### Direction
Rewrite the stretch of lines that opens with the line containing "Patent image size: (1033, 693)." and closes with the line containing "The valve 21 is at (394, 564).", both ends included, as a Markdown table. Use the columns Number and Text, with one numbered line per row and blank lines omitted.

### Records to process
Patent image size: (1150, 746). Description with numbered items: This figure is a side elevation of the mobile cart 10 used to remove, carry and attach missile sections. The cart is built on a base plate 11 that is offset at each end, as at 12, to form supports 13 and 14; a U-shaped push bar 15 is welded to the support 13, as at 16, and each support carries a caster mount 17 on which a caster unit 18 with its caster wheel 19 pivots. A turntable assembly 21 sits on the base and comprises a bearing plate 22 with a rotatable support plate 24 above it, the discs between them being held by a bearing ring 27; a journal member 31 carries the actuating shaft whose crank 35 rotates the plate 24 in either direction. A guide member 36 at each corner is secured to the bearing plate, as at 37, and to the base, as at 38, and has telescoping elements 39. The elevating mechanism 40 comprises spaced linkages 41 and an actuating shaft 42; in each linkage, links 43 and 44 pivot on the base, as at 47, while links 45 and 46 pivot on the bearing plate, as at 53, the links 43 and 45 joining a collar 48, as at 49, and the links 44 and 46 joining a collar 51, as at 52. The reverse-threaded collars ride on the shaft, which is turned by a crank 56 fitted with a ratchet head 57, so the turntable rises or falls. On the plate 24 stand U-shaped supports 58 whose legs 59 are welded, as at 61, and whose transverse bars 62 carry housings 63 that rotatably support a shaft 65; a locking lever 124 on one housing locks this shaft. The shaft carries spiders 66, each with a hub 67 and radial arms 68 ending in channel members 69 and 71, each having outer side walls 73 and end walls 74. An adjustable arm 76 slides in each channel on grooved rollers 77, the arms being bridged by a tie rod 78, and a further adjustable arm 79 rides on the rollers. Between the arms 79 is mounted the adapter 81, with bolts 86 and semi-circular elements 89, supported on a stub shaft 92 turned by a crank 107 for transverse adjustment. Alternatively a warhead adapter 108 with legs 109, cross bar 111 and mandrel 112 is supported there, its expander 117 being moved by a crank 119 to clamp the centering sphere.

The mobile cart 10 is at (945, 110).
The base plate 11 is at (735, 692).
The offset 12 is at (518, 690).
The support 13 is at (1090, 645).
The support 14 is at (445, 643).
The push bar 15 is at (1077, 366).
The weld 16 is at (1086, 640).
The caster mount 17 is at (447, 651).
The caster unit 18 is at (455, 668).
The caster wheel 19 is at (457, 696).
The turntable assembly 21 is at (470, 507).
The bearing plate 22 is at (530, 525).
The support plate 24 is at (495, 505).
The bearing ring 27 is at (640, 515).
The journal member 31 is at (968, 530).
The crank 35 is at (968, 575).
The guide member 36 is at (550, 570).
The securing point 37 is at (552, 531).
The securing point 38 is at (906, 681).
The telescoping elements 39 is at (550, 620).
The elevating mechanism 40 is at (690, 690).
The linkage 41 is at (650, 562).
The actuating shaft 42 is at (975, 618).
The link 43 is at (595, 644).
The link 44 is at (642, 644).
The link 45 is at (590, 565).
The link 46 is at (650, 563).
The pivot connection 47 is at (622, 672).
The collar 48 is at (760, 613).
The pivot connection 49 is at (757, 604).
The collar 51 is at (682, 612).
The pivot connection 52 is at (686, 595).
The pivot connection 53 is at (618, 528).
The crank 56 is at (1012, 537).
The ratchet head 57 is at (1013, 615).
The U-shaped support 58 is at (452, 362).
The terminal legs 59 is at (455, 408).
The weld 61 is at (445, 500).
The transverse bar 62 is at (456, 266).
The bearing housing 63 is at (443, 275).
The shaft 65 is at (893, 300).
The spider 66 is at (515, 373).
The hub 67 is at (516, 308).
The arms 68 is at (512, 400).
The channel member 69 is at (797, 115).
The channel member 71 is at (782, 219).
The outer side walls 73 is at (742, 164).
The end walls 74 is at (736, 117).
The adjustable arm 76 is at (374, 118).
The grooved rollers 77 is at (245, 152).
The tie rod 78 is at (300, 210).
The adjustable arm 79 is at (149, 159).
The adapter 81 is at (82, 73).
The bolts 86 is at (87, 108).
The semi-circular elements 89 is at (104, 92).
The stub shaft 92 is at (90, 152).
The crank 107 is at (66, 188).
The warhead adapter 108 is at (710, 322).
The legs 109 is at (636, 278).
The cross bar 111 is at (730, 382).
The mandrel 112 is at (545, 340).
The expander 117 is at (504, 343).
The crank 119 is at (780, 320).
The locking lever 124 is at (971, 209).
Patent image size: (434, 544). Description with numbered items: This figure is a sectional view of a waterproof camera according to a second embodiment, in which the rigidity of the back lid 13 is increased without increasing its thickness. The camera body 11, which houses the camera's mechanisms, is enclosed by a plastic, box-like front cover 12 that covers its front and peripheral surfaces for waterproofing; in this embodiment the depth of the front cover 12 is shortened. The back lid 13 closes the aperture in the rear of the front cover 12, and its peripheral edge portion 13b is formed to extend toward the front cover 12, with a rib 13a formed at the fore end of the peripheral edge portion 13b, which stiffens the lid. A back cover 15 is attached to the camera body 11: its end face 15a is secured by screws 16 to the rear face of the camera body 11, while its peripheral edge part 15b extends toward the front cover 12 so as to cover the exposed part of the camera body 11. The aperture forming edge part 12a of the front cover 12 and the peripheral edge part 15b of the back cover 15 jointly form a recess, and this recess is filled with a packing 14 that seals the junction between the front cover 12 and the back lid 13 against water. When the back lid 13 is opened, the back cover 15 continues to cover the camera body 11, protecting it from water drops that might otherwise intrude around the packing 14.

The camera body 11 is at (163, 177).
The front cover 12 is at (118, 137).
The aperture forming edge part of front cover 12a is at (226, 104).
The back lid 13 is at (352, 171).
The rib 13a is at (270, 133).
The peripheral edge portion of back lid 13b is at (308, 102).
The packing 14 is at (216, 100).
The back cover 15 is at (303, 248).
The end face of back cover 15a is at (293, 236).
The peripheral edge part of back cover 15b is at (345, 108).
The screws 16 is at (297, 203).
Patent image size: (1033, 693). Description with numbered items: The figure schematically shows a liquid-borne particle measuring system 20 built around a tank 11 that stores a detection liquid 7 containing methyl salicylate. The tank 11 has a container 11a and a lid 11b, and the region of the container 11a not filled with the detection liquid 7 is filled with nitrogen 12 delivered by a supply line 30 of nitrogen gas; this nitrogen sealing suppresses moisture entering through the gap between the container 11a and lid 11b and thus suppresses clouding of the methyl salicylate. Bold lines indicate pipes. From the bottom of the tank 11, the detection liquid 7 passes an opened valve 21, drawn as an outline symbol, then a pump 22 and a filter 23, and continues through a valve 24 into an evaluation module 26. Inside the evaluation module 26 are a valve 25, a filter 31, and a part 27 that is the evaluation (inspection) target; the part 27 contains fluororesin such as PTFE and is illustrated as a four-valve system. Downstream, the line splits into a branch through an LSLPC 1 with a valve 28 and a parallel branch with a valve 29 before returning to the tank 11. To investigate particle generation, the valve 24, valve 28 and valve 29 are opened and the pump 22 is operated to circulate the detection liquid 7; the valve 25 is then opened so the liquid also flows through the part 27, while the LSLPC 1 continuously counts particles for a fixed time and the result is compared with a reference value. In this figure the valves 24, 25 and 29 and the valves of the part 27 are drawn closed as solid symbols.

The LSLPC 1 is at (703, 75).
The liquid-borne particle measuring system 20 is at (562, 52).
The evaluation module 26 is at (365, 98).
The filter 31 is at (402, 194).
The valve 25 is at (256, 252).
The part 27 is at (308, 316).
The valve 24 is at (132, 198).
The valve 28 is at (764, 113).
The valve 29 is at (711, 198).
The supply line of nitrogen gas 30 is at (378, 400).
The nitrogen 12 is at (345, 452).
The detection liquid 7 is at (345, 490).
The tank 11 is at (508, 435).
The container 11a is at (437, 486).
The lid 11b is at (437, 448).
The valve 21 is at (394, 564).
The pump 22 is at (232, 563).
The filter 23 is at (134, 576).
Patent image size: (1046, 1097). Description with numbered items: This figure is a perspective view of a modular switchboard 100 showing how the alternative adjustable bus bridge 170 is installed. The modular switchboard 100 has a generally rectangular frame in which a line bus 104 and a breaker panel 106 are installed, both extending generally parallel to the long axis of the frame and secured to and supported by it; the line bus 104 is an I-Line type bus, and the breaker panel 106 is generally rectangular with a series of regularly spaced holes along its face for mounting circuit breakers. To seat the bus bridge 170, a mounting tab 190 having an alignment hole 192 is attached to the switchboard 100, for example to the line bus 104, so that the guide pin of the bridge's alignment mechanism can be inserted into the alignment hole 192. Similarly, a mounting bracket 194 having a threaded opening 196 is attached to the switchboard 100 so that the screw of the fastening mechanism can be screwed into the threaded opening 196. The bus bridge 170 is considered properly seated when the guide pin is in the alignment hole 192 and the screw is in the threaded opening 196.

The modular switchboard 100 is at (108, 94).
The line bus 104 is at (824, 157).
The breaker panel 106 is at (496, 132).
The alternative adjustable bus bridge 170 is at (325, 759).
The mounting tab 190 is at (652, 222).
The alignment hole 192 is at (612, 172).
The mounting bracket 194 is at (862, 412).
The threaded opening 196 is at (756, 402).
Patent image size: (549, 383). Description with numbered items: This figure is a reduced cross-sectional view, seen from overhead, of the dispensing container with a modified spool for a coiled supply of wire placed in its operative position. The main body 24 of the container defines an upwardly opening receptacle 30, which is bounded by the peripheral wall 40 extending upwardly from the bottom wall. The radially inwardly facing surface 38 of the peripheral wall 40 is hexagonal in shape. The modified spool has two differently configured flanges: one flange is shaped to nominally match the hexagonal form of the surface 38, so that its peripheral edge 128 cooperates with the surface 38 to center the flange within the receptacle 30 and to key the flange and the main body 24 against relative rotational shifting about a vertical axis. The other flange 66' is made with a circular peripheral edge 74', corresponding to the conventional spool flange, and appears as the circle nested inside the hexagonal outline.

### Final answer
| Number | Text |
|---|---|
| 1 | Patent image size: (1033, 693). Description with numbered items: The figure schematically shows a liquid-borne particle measuring system 20 built around a tank 11 that stores a detection liquid 7 containing methyl salicylate. The tank 11 has a container 11a and a lid 11b, and the region of the container 11a not filled with the detection liquid 7 is filled with nitrogen 12 delivered by a supply line 30 of nitrogen gas; this nitrogen sealing suppresses moisture entering through the gap between the container 11a and lid 11b and thus suppresses clouding of the methyl salicylate. Bold lines indicate pipes. From the bottom of the tank 11, the detection liquid 7 passes an opened valve 21, drawn as an outline symbol, then a pump 22 and a filter 23, and continues through a valve 24 into an evaluation module 26. Inside the evaluation module 26 are a valve 25, a filter 31, and a part 27 that is the evaluation (inspection) target; the part 27 contains fluororesin such as PTFE and is illustrated as a four-valve system. Downstream, the line splits into a branch through an LSLPC 1 with a valve 28 and a parallel branch with a valve 29 before returning to the tank 11. To investigate particle generation, the valve 24, valve 28 and valve 29 are opened and the pump 22 is operated to circulate the detection liquid 7; the valve 25 is then opened so the liquid also flows through the part 27, while the LSLPC 1 continuously counts particles for a fixed time and the result is compared with a reference value. In this figure the valves 24, 25 and 29 and the valves of the part 27 are drawn closed as solid symbols. |
| 2 | The LSLPC 1 is at (703, 75). |
| 3 | The liquid-borne particle measuring system 20 is at (562, 52). |
| 4 | The evaluation module 26 is at (365, 98). |
| 5 | The filter 31 is at (402, 194). |
| 6 | The valve 25 is at (256, 252). |
| 7 | The part 27 is at (308, 316). |
| 8 | The valve 24 is at (132, 198). |
| 9 | The valve 28 is at (764, 113). |
| 10 | The valve 29 is at (711, 198). |
| 11 | The supply line of nitrogen gas 30 is at (378, 400). |
| 12 | The nitrogen 12 is at (345, 452). |
| 13 | The detection liquid 7 is at (345, 490). |
| 14 | The tank 11 is at (508, 435). |
| 15 | The container 11a is at (437, 486). |
| 16 | The lid 11b is at (437, 448). |
| 17 | The valve 21 is at (394, 564). |